BEGIN EXERCISE INPUTS

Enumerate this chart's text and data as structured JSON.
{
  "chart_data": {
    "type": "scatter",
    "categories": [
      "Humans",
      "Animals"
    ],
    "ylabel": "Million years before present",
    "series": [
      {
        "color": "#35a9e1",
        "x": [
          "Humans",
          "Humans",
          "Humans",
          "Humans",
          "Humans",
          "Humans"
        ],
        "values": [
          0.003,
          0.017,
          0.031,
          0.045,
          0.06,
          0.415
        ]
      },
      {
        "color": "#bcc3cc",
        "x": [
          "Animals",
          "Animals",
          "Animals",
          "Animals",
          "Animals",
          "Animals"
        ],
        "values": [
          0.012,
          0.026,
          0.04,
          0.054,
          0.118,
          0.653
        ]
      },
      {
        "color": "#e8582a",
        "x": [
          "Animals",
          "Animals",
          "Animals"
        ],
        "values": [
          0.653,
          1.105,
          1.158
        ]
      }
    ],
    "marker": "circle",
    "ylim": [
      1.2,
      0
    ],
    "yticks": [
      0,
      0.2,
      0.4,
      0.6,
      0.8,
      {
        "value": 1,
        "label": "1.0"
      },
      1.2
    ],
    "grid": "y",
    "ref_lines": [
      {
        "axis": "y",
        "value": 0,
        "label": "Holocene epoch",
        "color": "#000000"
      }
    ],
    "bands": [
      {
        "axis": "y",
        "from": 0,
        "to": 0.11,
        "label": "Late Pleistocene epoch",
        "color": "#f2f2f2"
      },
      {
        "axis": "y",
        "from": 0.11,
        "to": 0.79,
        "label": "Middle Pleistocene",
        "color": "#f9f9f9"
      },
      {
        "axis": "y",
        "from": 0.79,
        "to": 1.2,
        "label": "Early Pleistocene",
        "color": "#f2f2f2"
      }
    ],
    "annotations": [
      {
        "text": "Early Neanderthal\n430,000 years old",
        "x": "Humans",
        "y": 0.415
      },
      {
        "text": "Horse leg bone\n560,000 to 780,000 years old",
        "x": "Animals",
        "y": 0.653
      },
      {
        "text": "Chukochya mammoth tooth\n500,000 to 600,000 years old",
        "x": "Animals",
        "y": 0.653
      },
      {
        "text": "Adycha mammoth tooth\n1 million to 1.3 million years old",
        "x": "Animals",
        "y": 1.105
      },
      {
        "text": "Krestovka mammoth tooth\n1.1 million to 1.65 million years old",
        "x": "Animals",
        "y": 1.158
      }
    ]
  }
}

END EXERCISE INPUTS
BEGIN EXERCISE INPUTS

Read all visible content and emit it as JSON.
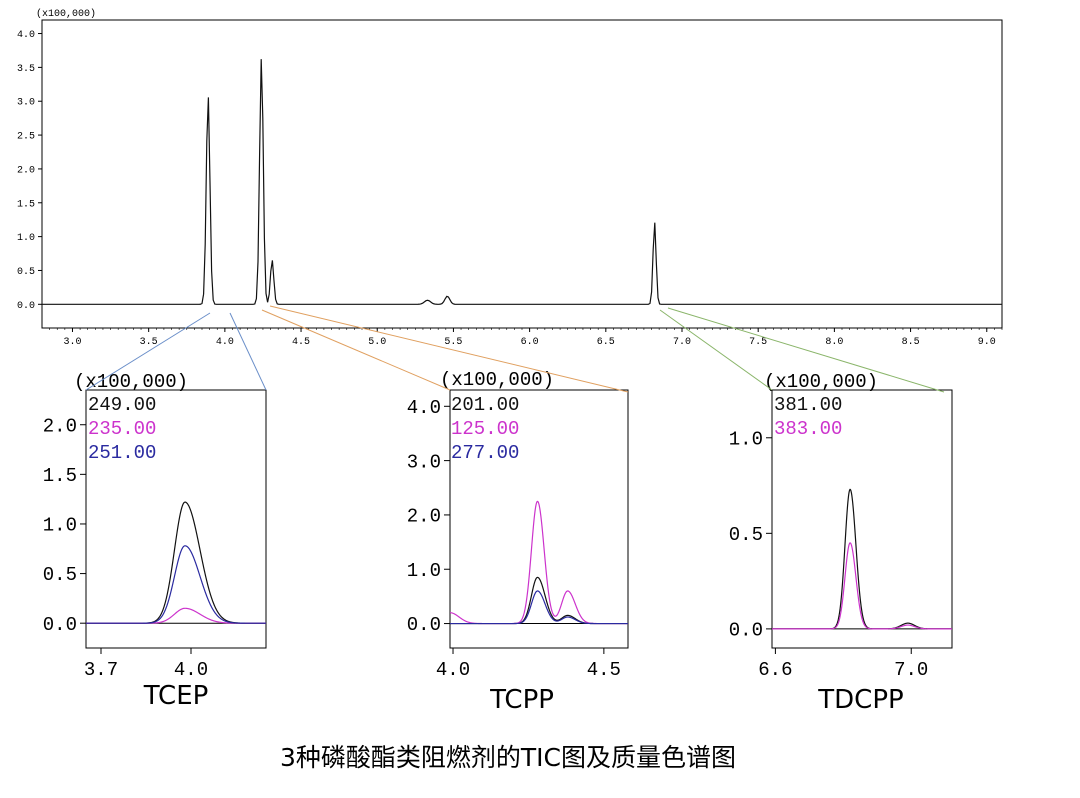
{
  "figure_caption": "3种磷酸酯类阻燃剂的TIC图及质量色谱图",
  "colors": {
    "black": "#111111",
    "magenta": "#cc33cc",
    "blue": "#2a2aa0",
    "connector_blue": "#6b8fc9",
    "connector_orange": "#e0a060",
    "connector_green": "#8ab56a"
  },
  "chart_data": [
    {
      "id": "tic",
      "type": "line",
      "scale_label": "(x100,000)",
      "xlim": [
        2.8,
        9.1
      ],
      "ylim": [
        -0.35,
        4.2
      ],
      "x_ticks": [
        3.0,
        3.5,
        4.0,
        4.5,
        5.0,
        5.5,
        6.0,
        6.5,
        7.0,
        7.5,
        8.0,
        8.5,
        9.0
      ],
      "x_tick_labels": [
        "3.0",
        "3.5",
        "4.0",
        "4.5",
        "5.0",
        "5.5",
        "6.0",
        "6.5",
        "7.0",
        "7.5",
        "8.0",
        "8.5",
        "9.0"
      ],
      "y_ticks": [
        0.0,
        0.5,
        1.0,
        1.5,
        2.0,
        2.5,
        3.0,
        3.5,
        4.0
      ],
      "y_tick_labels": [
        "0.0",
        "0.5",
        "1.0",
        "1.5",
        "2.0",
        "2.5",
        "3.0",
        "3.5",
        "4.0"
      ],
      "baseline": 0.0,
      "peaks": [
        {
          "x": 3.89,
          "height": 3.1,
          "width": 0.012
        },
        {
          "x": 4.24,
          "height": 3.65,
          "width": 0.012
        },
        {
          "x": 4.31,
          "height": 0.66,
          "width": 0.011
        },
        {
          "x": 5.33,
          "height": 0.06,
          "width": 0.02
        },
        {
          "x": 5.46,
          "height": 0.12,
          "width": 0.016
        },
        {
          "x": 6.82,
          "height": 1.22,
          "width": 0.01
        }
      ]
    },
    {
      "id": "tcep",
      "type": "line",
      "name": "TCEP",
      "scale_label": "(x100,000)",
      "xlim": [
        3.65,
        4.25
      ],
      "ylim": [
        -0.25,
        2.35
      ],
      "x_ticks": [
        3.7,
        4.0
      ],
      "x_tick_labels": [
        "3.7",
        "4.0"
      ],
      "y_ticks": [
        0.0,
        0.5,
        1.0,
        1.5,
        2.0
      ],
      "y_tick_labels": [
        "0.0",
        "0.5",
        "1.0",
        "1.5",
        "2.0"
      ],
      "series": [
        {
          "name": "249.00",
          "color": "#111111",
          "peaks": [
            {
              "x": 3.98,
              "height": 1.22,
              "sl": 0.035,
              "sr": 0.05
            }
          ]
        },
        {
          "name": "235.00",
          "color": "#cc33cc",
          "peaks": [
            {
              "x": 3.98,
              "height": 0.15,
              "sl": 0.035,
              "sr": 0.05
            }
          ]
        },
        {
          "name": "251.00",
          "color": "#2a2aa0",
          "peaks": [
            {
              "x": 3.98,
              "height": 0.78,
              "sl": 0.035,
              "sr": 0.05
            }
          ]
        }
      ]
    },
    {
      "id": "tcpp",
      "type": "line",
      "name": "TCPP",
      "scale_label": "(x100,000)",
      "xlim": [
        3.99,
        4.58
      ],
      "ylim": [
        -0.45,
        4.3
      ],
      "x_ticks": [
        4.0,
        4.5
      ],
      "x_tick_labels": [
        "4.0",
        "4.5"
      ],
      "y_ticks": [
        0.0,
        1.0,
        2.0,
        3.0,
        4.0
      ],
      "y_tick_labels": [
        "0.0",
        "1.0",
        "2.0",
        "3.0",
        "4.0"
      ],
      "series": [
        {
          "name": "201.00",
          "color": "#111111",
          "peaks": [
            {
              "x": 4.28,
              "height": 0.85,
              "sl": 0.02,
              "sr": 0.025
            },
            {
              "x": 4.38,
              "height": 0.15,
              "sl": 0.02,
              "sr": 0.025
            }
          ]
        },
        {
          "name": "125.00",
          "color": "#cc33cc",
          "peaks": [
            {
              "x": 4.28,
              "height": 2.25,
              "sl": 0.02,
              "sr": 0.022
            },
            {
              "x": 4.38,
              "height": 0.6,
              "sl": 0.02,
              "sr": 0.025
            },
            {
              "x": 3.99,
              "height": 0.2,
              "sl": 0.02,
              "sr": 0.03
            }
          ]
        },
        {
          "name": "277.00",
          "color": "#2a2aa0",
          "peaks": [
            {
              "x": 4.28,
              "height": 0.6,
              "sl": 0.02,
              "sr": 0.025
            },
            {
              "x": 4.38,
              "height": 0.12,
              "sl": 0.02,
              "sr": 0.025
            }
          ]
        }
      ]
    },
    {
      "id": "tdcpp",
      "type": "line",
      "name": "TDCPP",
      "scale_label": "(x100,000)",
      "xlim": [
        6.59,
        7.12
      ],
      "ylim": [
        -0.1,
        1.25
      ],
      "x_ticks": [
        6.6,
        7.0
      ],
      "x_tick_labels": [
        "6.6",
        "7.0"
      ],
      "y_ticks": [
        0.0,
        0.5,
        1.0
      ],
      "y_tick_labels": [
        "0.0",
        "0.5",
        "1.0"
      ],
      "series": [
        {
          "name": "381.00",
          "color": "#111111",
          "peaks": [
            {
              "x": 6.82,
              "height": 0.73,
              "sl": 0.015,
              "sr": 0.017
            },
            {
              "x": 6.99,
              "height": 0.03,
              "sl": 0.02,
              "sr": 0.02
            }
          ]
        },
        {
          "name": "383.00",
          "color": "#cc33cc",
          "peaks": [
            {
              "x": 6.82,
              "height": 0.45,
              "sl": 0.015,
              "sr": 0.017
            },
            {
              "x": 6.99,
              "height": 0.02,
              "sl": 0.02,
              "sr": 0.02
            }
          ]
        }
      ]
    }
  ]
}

END EXERCISE INPUTS
BEGIN EXERCISE INPUTS

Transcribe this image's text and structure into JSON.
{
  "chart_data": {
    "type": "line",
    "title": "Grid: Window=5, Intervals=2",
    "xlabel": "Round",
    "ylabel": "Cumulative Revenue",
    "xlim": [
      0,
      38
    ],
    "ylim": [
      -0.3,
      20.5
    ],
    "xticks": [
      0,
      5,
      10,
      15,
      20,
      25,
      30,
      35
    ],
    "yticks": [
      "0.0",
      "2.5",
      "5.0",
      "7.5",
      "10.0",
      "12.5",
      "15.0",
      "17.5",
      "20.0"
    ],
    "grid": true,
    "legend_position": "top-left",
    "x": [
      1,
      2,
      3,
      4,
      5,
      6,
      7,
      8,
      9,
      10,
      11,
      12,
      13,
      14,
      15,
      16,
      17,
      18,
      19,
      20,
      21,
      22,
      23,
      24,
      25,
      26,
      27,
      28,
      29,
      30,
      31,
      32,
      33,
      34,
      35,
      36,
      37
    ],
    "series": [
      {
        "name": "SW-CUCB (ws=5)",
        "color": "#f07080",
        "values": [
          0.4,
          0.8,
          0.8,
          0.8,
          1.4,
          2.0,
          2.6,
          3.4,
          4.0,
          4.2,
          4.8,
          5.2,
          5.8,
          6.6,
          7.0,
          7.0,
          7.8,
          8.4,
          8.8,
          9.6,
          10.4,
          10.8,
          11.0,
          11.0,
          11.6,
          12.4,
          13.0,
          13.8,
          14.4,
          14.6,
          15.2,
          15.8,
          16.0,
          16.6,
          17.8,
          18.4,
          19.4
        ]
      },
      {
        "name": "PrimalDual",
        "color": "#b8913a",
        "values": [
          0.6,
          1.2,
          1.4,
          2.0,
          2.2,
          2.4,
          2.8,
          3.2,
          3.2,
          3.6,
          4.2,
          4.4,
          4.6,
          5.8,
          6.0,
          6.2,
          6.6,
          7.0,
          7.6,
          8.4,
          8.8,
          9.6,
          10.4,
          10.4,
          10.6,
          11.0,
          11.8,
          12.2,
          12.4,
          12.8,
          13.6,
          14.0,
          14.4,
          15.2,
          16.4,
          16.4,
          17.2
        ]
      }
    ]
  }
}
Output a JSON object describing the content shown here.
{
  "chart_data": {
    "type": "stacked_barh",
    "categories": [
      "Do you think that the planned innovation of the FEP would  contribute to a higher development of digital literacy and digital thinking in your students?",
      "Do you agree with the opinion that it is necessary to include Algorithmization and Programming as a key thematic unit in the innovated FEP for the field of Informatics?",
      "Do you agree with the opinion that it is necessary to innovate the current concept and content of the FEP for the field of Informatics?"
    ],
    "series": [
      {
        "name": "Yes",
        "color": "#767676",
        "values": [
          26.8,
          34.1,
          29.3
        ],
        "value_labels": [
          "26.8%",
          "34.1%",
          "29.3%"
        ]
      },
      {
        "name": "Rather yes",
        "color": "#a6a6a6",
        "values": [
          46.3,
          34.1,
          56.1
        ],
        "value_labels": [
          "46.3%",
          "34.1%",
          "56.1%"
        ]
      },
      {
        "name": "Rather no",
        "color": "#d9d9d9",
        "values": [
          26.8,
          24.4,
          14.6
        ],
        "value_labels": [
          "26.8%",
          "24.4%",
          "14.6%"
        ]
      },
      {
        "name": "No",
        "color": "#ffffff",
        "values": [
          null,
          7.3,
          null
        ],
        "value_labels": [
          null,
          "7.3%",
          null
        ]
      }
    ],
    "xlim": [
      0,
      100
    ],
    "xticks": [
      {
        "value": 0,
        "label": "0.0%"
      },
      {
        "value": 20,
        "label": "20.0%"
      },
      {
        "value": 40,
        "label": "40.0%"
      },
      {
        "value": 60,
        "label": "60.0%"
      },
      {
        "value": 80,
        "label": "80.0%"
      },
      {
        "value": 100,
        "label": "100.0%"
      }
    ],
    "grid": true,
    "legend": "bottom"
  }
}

END EXERCISE INPUTS

=== OBJECTIVE ===
Pick out all lines from the data above in which the word "years" appears.

=== RESULT OF THIS EXERCISE ===
    "ylabel": "Million years before present",
        "text": "Early Neanderthal\n430,000 years old",
        "text": "Horse leg bone\n560,000 to 780,000 years old",
        "text": "Chukochya mammoth tooth\n500,000 to 600,000 years old",
        "text": "Adycha mammoth tooth\n1 million to 1.3 million years old",
        "text": "Krestovka mammoth tooth\n1.1 million to 1.65 million years old",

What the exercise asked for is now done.